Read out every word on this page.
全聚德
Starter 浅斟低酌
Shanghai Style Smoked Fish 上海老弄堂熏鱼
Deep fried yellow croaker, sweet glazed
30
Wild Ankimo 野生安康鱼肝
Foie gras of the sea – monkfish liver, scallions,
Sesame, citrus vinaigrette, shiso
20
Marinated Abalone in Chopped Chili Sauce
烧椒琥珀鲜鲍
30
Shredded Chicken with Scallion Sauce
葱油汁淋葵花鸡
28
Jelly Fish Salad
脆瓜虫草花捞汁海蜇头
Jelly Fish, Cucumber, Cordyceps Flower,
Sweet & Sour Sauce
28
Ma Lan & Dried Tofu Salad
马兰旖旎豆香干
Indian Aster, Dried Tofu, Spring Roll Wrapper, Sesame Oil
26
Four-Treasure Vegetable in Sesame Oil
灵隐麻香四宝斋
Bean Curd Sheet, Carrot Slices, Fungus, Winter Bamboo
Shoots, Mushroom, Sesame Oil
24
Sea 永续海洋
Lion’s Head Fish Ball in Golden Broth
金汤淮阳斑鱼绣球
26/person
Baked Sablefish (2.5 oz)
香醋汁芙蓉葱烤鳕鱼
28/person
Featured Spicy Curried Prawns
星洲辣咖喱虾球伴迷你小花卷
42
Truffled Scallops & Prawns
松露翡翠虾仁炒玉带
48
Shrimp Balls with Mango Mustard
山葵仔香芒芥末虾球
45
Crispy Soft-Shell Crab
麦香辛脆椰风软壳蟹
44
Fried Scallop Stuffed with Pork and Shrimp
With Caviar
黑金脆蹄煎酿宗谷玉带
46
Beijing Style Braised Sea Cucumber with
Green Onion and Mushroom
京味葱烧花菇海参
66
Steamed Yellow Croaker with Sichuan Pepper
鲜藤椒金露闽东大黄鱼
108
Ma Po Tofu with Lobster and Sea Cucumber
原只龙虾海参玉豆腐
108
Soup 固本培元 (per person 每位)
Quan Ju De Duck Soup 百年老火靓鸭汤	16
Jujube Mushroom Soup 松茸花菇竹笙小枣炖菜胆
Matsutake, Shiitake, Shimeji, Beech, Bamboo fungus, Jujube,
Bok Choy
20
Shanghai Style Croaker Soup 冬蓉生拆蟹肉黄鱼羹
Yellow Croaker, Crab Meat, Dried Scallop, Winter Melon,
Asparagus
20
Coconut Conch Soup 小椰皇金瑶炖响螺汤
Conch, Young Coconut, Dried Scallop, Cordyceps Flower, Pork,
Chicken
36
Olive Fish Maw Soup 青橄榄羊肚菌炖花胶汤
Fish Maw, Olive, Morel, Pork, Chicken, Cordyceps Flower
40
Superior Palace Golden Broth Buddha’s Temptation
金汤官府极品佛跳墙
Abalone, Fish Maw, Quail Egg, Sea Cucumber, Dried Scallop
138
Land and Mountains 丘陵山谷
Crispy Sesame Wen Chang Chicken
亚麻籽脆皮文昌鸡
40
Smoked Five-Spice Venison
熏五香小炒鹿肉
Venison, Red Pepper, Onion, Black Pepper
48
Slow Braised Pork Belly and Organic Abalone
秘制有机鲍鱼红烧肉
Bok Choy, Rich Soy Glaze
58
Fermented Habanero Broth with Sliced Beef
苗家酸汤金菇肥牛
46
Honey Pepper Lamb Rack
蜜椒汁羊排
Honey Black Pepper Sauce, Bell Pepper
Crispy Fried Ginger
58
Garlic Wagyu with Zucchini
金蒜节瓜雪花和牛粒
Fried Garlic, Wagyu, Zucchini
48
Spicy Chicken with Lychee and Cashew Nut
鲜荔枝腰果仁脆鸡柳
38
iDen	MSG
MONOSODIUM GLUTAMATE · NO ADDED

Direction: From the entries above, copy out every line where the string "Onion" appears.

Problem solution:
Green Onion and Mushroom
Venison, Red Pepper, Onion, Black Pepper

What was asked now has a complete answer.